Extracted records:
....

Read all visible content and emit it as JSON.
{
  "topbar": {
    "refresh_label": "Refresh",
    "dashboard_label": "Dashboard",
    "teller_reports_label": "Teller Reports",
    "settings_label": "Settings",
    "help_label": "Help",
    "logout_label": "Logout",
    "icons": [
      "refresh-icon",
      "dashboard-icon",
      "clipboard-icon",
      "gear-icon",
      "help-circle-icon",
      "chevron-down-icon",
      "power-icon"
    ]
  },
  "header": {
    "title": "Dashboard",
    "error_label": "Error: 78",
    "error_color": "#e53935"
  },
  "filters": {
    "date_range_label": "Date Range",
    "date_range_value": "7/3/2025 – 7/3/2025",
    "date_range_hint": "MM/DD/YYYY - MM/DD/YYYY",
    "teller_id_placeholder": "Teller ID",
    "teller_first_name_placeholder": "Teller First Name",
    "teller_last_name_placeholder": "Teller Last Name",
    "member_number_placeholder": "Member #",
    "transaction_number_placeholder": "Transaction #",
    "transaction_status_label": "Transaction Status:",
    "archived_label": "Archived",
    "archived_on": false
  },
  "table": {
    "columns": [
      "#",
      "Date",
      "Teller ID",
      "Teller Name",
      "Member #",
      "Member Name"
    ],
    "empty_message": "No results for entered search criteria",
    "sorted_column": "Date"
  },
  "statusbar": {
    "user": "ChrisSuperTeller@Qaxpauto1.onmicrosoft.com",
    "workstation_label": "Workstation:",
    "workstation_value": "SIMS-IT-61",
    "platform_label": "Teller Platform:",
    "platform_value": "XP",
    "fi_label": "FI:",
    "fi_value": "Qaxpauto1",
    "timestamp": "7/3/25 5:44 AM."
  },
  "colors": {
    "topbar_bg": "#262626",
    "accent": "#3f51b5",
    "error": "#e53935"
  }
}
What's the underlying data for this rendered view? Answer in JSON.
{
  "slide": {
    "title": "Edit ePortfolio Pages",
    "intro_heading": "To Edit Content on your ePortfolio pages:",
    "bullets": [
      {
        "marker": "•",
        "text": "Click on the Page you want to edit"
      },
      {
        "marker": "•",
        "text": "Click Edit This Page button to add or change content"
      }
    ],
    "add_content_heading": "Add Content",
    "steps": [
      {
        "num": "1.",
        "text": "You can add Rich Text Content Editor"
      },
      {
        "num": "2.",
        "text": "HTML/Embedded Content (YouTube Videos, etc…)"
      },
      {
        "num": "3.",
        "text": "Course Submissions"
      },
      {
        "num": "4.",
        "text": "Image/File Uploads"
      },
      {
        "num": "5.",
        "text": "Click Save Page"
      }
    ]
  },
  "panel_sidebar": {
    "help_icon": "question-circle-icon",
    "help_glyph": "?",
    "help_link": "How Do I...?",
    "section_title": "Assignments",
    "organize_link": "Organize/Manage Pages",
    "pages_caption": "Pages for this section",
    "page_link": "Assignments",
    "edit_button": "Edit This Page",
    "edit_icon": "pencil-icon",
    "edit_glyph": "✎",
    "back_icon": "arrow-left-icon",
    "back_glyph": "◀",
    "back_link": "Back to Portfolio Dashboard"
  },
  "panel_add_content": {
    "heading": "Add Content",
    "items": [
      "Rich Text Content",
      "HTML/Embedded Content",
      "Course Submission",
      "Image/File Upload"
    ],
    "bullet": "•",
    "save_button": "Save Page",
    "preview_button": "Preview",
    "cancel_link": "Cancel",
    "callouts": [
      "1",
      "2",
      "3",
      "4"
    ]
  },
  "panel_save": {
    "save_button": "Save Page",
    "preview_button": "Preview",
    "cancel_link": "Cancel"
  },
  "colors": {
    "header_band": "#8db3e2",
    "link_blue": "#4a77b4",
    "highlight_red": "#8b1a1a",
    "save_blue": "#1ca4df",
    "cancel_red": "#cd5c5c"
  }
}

....

> [GOAL OF THE EXERCISE]:
Output the lines from the line containing "What's the underlying" to the end, both included; add nothing.

> [TASK RESPONSE]:
What's the underlying data for this rendered view? Answer in JSON.
{
  "slide": {
    "title": "Edit ePortfolio Pages",
    "intro_heading": "To Edit Content on your ePortfolio pages:",
    "bullets": [
      {
        "marker": "•",
        "text": "Click on the Page you want to edit"
      },
      {
        "marker": "•",
        "text": "Click Edit This Page button to add or change content"
      }
    ],
    "add_content_heading": "Add Content",
    "steps": [
      {
        "num": "1.",
        "text": "You can add Rich Text Content Editor"
      },
      {
        "num": "2.",
        "text": "HTML/Embedded Content (YouTube Videos, etc…)"
      },
      {
        "num": "3.",
        "text": "Course Submissions"
      },
      {
        "num": "4.",
        "text": "Image/File Uploads"
      },
      {
        "num": "5.",
        "text": "Click Save Page"
      }
    ]
  },
  "panel_sidebar": {
    "help_icon": "question-circle-icon",
    "help_glyph": "?",
    "help_link": "How Do I...?",
    "section_title": "Assignments",
    "organize_link": "Organize/Manage Pages",
    "pages_caption": "Pages for this section",
    "page_link": "Assignments",
    "edit_button": "Edit This Page",
    "edit_icon": "pencil-icon",
    "edit_glyph": "✎",
    "back_icon": "arrow-left-icon",
    "back_glyph": "◀",
    "back_link": "Back to Portfolio Dashboard"
  },
  "panel_add_content": {
    "heading": "Add Content",
    "items": [
      "Rich Text Content",
      "HTML/Embedded Content",
      "Course Submission",
      "Image/File Upload"
    ],
    "bullet": "•",
    "save_button": "Save Page",
    "preview_button": "Preview",
    "cancel_link": "Cancel",
    "callouts": [
      "1",
      "2",
      "3",
      "4"
    ]
  },
  "panel_save": {
    "save_button": "Save Page",
    "preview_button": "Preview",
    "cancel_link": "Cancel"
  },
  "colors": {
    "header_band": "#8db3e2",
    "link_blue": "#4a77b4",
    "highlight_red": "#8b1a1a",
    "save_blue": "#1ca4df",
    "cancel_red": "#cd5c5c"
  }
}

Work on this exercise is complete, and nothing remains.